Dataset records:
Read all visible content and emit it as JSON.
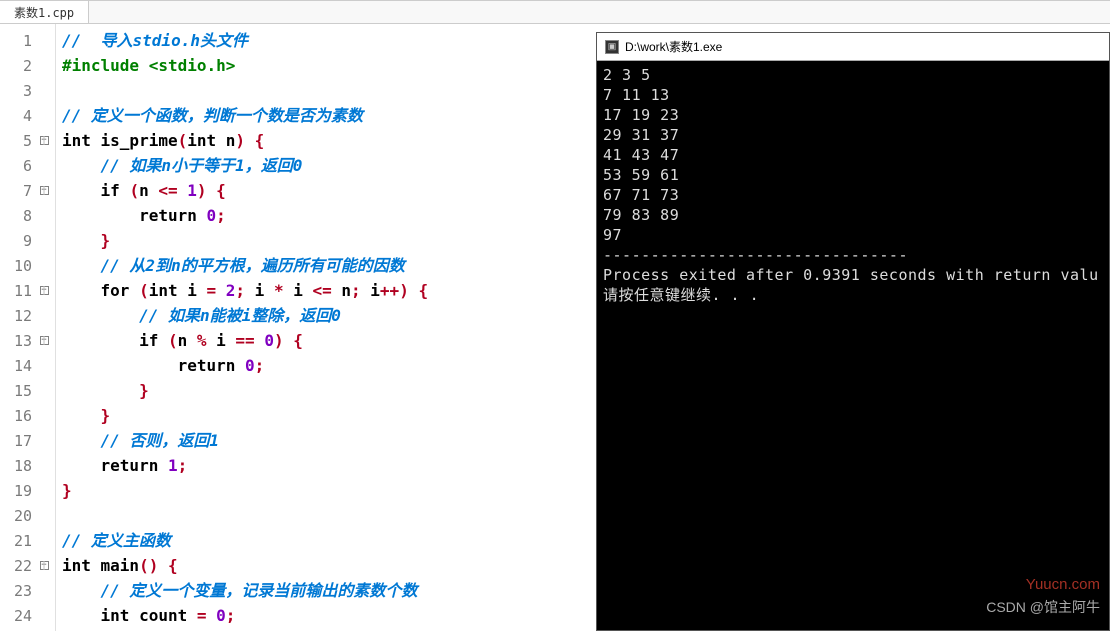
{
  "tab": {
    "name": "素数1.cpp"
  },
  "editor": {
    "lines": [
      {
        "n": 1,
        "fold": "",
        "tokens": [
          [
            "comment",
            "//  导入stdio.h头文件"
          ]
        ]
      },
      {
        "n": 2,
        "fold": "",
        "tokens": [
          [
            "pre",
            "#include <stdio.h>"
          ]
        ]
      },
      {
        "n": 3,
        "fold": "",
        "tokens": []
      },
      {
        "n": 4,
        "fold": "",
        "tokens": [
          [
            "comment",
            "// 定义一个函数，判断一个数是否为素数"
          ]
        ]
      },
      {
        "n": 5,
        "fold": "box",
        "tokens": [
          [
            "kw",
            "int "
          ],
          [
            "ident",
            "is_prime"
          ],
          [
            "punct",
            "("
          ],
          [
            "kw",
            "int "
          ],
          [
            "ident",
            "n"
          ],
          [
            "punct",
            ") {"
          ]
        ]
      },
      {
        "n": 6,
        "fold": "line",
        "tokens": [
          [
            "ident",
            "    "
          ],
          [
            "comment",
            "// 如果n小于等于1，返回0"
          ]
        ]
      },
      {
        "n": 7,
        "fold": "box",
        "tokens": [
          [
            "ident",
            "    "
          ],
          [
            "kw",
            "if "
          ],
          [
            "punct",
            "("
          ],
          [
            "ident",
            "n "
          ],
          [
            "punct",
            "<= "
          ],
          [
            "num",
            "1"
          ],
          [
            "punct",
            ") {"
          ]
        ]
      },
      {
        "n": 8,
        "fold": "line",
        "tokens": [
          [
            "ident",
            "        "
          ],
          [
            "kw",
            "return "
          ],
          [
            "num",
            "0"
          ],
          [
            "punct",
            ";"
          ]
        ]
      },
      {
        "n": 9,
        "fold": "line",
        "tokens": [
          [
            "ident",
            "    "
          ],
          [
            "punct",
            "}"
          ]
        ]
      },
      {
        "n": 10,
        "fold": "line",
        "tokens": [
          [
            "ident",
            "    "
          ],
          [
            "comment",
            "// 从2到n的平方根，遍历所有可能的因数"
          ]
        ]
      },
      {
        "n": 11,
        "fold": "box",
        "tokens": [
          [
            "ident",
            "    "
          ],
          [
            "kw",
            "for "
          ],
          [
            "punct",
            "("
          ],
          [
            "kw",
            "int "
          ],
          [
            "ident",
            "i "
          ],
          [
            "punct",
            "= "
          ],
          [
            "num",
            "2"
          ],
          [
            "punct",
            "; "
          ],
          [
            "ident",
            "i "
          ],
          [
            "punct",
            "* "
          ],
          [
            "ident",
            "i "
          ],
          [
            "punct",
            "<= "
          ],
          [
            "ident",
            "n"
          ],
          [
            "punct",
            "; "
          ],
          [
            "ident",
            "i"
          ],
          [
            "punct",
            "++) {"
          ]
        ]
      },
      {
        "n": 12,
        "fold": "line",
        "tokens": [
          [
            "ident",
            "        "
          ],
          [
            "comment",
            "// 如果n能被i整除，返回0"
          ]
        ]
      },
      {
        "n": 13,
        "fold": "box",
        "tokens": [
          [
            "ident",
            "        "
          ],
          [
            "kw",
            "if "
          ],
          [
            "punct",
            "("
          ],
          [
            "ident",
            "n "
          ],
          [
            "punct",
            "% "
          ],
          [
            "ident",
            "i "
          ],
          [
            "punct",
            "== "
          ],
          [
            "num",
            "0"
          ],
          [
            "punct",
            ") {"
          ]
        ]
      },
      {
        "n": 14,
        "fold": "line",
        "tokens": [
          [
            "ident",
            "            "
          ],
          [
            "kw",
            "return "
          ],
          [
            "num",
            "0"
          ],
          [
            "punct",
            ";"
          ]
        ]
      },
      {
        "n": 15,
        "fold": "line",
        "tokens": [
          [
            "ident",
            "        "
          ],
          [
            "punct",
            "}"
          ]
        ]
      },
      {
        "n": 16,
        "fold": "line",
        "tokens": [
          [
            "ident",
            "    "
          ],
          [
            "punct",
            "}"
          ]
        ]
      },
      {
        "n": 17,
        "fold": "line",
        "tokens": [
          [
            "ident",
            "    "
          ],
          [
            "comment",
            "// 否则，返回1"
          ]
        ]
      },
      {
        "n": 18,
        "fold": "line",
        "tokens": [
          [
            "ident",
            "    "
          ],
          [
            "kw",
            "return "
          ],
          [
            "num",
            "1"
          ],
          [
            "punct",
            ";"
          ]
        ]
      },
      {
        "n": 19,
        "fold": "line",
        "tokens": [
          [
            "punct",
            "}"
          ]
        ]
      },
      {
        "n": 20,
        "fold": "",
        "tokens": []
      },
      {
        "n": 21,
        "fold": "",
        "tokens": [
          [
            "comment",
            "// 定义主函数"
          ]
        ]
      },
      {
        "n": 22,
        "fold": "box",
        "tokens": [
          [
            "kw",
            "int "
          ],
          [
            "ident",
            "main"
          ],
          [
            "punct",
            "() {"
          ]
        ]
      },
      {
        "n": 23,
        "fold": "line",
        "tokens": [
          [
            "ident",
            "    "
          ],
          [
            "comment",
            "// 定义一个变量，记录当前输出的素数个数"
          ]
        ]
      },
      {
        "n": 24,
        "fold": "line",
        "tokens": [
          [
            "ident",
            "    "
          ],
          [
            "kw",
            "int "
          ],
          [
            "ident",
            "count "
          ],
          [
            "punct",
            "= "
          ],
          [
            "num",
            "0"
          ],
          [
            "punct",
            ";"
          ]
        ]
      }
    ]
  },
  "console": {
    "title": "D:\\work\\素数1.exe",
    "output": "2 3 5\n7 11 13\n17 19 23\n29 31 37\n41 43 47\n53 59 61\n67 71 73\n79 83 89\n97\n--------------------------------\nProcess exited after 0.9391 seconds with return valu\n请按任意键继续. . ."
  },
  "watermarks": {
    "right": "Yuucn.com",
    "bottom": "CSDN @馆主阿牛"
  }
}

PROBLEM STATEMENT: Repeat the listing verbatim. Skip the pictures.

SOLUTION:
Read all visible content and emit it as JSON.
{
  "tab": {
    "name": "素数1.cpp"
  },
  "editor": {
    "lines": [
      {
        "n": 1,
        "fold": "",
        "tokens": [
          [
            "comment",
            "//  导入stdio.h头文件"
          ]
        ]
      },
      {
        "n": 2,
        "fold": "",
        "tokens": [
          [
            "pre",
            "#include <stdio.h>"
          ]
        ]
      },
      {
        "n": 3,
        "fold": "",
        "tokens": []
      },
      {
        "n": 4,
        "fold": "",
        "tokens": [
          [
            "comment",
            "// 定义一个函数，判断一个数是否为素数"
          ]
        ]
      },
      {
        "n": 5,
        "fold": "box",
        "tokens": [
          [
            "kw",
            "int "
          ],
          [
            "ident",
            "is_prime"
          ],
          [
            "punct",
            "("
          ],
          [
            "kw",
            "int "
          ],
          [
            "ident",
            "n"
          ],
          [
            "punct",
            ") {"
          ]
        ]
      },
      {
        "n": 6,
        "fold": "line",
        "tokens": [
          [
            "ident",
            "    "
          ],
          [
            "comment",
            "// 如果n小于等于1，返回0"
          ]
        ]
      },
      {
        "n": 7,
        "fold": "box",
        "tokens": [
          [
            "ident",
            "    "
          ],
          [
            "kw",
            "if "
          ],
          [
            "punct",
            "("
          ],
          [
            "ident",
            "n "
          ],
          [
            "punct",
            "<= "
          ],
          [
            "num",
            "1"
          ],
          [
            "punct",
            ") {"
          ]
        ]
      },
      {
        "n": 8,
        "fold": "line",
        "tokens": [
          [
            "ident",
            "        "
          ],
          [
            "kw",
            "return "
          ],
          [
            "num",
            "0"
          ],
          [
            "punct",
            ";"
          ]
        ]
      },
      {
        "n": 9,
        "fold": "line",
        "tokens": [
          [
            "ident",
            "    "
          ],
          [
            "punct",
            "}"
          ]
        ]
      },
      {
        "n": 10,
        "fold": "line",
        "tokens": [
          [
            "ident",
            "    "
          ],
          [
            "comment",
            "// 从2到n的平方根，遍历所有可能的因数"
          ]
        ]
      },
      {
        "n": 11,
        "fold": "box",
        "tokens": [
          [
            "ident",
            "    "
          ],
          [
            "kw",
            "for "
          ],
          [
            "punct",
            "("
          ],
          [
            "kw",
            "int "
          ],
          [
            "ident",
            "i "
          ],
          [
            "punct",
            "= "
          ],
          [
            "num",
            "2"
          ],
          [
            "punct",
            "; "
          ],
          [
            "ident",
            "i "
          ],
          [
            "punct",
            "* "
          ],
          [
            "ident",
            "i "
          ],
          [
            "punct",
            "<= "
          ],
          [
            "ident",
            "n"
          ],
          [
            "punct",
            "; "
          ],
          [
            "ident",
            "i"
          ],
          [
            "punct",
            "++) {"
          ]
        ]
      },
      {
        "n": 12,
        "fold": "line",
        "tokens": [
          [
            "ident",
            "        "
          ],
          [
            "comment",
            "// 如果n能被i整除，返回0"
          ]
        ]
      },
      {
        "n": 13,
        "fold": "box",
        "tokens": [
          [
            "ident",
            "        "
          ],
          [
            "kw",
            "if "
          ],
          [
            "punct",
            "("
          ],
          [
            "ident",
            "n "
          ],
          [
            "punct",
            "% "
          ],
          [
            "ident",
            "i "
          ],
          [
            "punct",
            "== "
          ],
          [
            "num",
            "0"
          ],
          [
            "punct",
            ") {"
          ]
        ]
      },
      {
        "n": 14,
        "fold": "line",
        "tokens": [
          [
            "ident",
            "            "
          ],
          [
            "kw",
            "return "
          ],
          [
            "num",
            "0"
          ],
          [
            "punct",
            ";"
          ]
        ]
      },
      {
        "n": 15,
        "fold": "line",
        "tokens": [
          [
            "ident",
            "        "
          ],
          [
            "punct",
            "}"
          ]
        ]
      },
      {
        "n": 16,
        "fold": "line",
        "tokens": [
          [
            "ident",
            "    "
          ],
          [
            "punct",
            "}"
          ]
        ]
      },
      {
        "n": 17,
        "fold": "line",
        "tokens": [
          [
            "ident",
            "    "
          ],
          [
            "comment",
            "// 否则，返回1"
          ]
        ]
      },
      {
        "n": 18,
        "fold": "line",
        "tokens": [
          [
            "ident",
            "    "
          ],
          [
            "kw",
            "return "
          ],
          [
            "num",
            "1"
          ],
          [
            "punct",
            ";"
          ]
        ]
      },
      {
        "n": 19,
        "fold": "line",
        "tokens": [
          [
            "punct",
            "}"
          ]
        ]
      },
      {
        "n": 20,
        "fold": "",
        "tokens": []
      },
      {
        "n": 21,
        "fold": "",
        "tokens": [
          [
            "comment",
            "// 定义主函数"
          ]
        ]
      },
      {
        "n": 22,
        "fold": "box",
        "tokens": [
          [
            "kw",
            "int "
          ],
          [
            "ident",
            "main"
          ],
          [
            "punct",
            "() {"
          ]
        ]
      },
      {
        "n": 23,
        "fold": "line",
        "tokens": [
          [
            "ident",
            "    "
          ],
          [
            "comment",
            "// 定义一个变量，记录当前输出的素数个数"
          ]
        ]
      },
      {
        "n": 24,
        "fold": "line",
        "tokens": [
          [
            "ident",
            "    "
          ],
          [
            "kw",
            "int "
          ],
          [
            "ident",
            "count "
          ],
          [
            "punct",
            "= "
          ],
          [
            "num",
            "0"
          ],
          [
            "punct",
            ";"
          ]
        ]
      }
    ]
  },
  "console": {
    "title": "D:\\work\\素数1.exe",
    "output": "2 3 5\n7 11 13\n17 19 23\n29 31 37\n41 43 47\n53 59 61\n67 71 73\n79 83 89\n97\n--------------------------------\nProcess exited after 0.9391 seconds with return valu\n请按任意键继续. . ."
  },
  "watermarks": {
    "right": "Yuucn.com",
    "bottom": "CSDN @馆主阿牛"
  }
}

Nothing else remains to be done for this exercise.